Written task
From the entries below, copy every line that holds the word "integer".

Items
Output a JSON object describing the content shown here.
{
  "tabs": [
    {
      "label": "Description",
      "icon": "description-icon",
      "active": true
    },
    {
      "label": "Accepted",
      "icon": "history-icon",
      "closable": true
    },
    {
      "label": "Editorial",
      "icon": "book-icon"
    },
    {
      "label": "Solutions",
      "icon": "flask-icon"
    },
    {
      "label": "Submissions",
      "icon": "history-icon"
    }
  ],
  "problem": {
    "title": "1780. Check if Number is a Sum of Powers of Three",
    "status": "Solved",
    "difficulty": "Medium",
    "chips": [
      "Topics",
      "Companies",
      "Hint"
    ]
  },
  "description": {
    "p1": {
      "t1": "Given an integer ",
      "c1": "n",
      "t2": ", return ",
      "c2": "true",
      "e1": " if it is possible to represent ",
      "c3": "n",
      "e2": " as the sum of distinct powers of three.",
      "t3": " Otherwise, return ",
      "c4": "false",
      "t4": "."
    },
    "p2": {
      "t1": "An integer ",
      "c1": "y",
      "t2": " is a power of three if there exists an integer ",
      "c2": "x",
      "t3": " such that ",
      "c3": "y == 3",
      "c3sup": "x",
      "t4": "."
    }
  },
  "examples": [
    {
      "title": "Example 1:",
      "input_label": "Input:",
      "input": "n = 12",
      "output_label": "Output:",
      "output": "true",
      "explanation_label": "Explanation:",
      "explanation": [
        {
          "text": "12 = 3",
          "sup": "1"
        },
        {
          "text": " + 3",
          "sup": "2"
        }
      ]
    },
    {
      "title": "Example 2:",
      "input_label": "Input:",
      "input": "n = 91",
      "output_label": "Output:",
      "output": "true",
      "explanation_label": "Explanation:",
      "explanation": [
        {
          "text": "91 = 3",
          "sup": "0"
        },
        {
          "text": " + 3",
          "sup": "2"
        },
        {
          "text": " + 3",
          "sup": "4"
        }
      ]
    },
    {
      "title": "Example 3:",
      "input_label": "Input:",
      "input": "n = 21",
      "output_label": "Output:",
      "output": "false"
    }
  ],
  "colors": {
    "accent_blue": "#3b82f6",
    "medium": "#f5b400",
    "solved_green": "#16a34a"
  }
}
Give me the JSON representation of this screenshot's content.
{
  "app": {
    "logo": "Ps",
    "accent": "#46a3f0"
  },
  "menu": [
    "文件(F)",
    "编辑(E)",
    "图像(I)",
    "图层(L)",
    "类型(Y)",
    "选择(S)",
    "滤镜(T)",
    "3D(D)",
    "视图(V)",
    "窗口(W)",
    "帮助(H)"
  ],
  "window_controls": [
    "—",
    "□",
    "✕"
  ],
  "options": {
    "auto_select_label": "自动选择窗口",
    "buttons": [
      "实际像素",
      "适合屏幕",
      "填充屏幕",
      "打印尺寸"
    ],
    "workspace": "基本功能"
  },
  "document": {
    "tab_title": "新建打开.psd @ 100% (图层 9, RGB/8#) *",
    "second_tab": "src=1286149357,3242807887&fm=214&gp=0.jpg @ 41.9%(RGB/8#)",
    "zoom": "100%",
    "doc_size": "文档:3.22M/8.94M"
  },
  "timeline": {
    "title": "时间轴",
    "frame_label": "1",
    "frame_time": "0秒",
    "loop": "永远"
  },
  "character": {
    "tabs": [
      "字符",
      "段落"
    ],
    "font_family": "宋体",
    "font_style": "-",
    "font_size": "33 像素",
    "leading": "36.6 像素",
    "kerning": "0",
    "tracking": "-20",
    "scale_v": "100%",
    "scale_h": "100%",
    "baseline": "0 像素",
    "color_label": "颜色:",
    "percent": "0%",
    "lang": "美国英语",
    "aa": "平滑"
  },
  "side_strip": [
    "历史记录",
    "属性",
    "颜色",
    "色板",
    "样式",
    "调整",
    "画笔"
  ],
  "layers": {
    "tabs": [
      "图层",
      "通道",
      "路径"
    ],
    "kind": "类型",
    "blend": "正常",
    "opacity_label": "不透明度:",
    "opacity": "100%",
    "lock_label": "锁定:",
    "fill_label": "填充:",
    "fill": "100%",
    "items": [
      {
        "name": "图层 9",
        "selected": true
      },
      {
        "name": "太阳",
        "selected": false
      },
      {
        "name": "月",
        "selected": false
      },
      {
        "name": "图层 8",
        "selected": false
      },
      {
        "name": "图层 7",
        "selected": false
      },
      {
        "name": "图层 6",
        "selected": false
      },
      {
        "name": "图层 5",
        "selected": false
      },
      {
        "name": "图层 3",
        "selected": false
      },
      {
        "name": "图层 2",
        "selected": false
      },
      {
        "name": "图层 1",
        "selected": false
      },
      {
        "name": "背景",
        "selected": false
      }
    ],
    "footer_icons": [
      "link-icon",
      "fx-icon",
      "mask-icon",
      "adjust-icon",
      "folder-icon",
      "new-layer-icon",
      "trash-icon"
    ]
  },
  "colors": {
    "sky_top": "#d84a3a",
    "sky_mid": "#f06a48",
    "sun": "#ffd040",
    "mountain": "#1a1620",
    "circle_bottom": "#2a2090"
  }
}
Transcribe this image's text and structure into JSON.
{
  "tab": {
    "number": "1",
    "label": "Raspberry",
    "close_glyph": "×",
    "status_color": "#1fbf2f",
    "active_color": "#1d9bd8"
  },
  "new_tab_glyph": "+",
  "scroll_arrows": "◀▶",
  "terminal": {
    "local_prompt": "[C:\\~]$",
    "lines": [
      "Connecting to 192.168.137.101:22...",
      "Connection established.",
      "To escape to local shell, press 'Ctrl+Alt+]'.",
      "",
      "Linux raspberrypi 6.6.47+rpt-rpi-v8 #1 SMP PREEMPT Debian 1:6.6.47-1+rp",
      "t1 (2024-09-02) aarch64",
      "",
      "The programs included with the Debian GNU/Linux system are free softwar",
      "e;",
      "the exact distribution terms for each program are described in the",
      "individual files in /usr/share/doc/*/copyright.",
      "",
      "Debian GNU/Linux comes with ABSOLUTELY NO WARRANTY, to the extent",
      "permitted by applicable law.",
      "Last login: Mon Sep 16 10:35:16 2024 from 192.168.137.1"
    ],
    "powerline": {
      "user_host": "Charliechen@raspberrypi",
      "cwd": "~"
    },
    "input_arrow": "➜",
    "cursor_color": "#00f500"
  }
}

Answer to the task
      "t1": "Given an integer ",
      "t1": "An integer ",
      "t2": " is a power of three if there exists an integer ",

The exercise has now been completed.